## TASK STATEMENT
Retype the material word for word.

━━ SOURCE DATA

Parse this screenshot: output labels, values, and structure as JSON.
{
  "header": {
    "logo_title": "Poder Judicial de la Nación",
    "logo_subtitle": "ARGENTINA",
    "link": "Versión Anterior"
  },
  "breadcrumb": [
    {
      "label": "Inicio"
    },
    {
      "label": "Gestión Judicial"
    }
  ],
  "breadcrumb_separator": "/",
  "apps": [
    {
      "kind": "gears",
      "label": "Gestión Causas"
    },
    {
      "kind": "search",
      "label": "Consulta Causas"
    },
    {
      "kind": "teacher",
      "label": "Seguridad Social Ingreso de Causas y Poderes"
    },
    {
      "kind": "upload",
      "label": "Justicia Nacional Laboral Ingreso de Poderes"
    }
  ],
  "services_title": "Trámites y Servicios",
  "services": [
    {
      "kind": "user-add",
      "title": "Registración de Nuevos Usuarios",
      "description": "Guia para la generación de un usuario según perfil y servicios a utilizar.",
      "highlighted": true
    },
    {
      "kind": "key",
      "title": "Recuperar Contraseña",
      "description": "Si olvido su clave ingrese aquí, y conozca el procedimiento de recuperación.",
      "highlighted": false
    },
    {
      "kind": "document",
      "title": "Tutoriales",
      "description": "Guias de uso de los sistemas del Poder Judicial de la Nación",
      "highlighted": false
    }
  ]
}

━━━━

## REPLY
Parse this screenshot: output labels, values, and structure as JSON.
{
  "header": {
    "logo_title": "Poder Judicial de la Nación",
    "logo_subtitle": "ARGENTINA",
    "link": "Versión Anterior"
  },
  "breadcrumb": [
    {
      "label": "Inicio"
    },
    {
      "label": "Gestión Judicial"
    }
  ],
  "breadcrumb_separator": "/",
  "apps": [
    {
      "kind": "gears",
      "label": "Gestión Causas"
    },
    {
      "kind": "search",
      "label": "Consulta Causas"
    },
    {
      "kind": "teacher",
      "label": "Seguridad Social Ingreso de Causas y Poderes"
    },
    {
      "kind": "upload",
      "label": "Justicia Nacional Laboral Ingreso de Poderes"
    }
  ],
  "services_title": "Trámites y Servicios",
  "services": [
    {
      "kind": "user-add",
      "title": "Registración de Nuevos Usuarios",
      "description": "Guia para la generación de un usuario según perfil y servicios a utilizar.",
      "highlighted": true
    },
    {
      "kind": "key",
      "title": "Recuperar Contraseña",
      "description": "Si olvido su clave ingrese aquí, y conozca el procedimiento de recuperación.",
      "highlighted": false
    },
    {
      "kind": "document",
      "title": "Tutoriales",
      "description": "Guias de uso de los sistemas del Poder Judicial de la Nación",
      "highlighted": false
    }
  ]
}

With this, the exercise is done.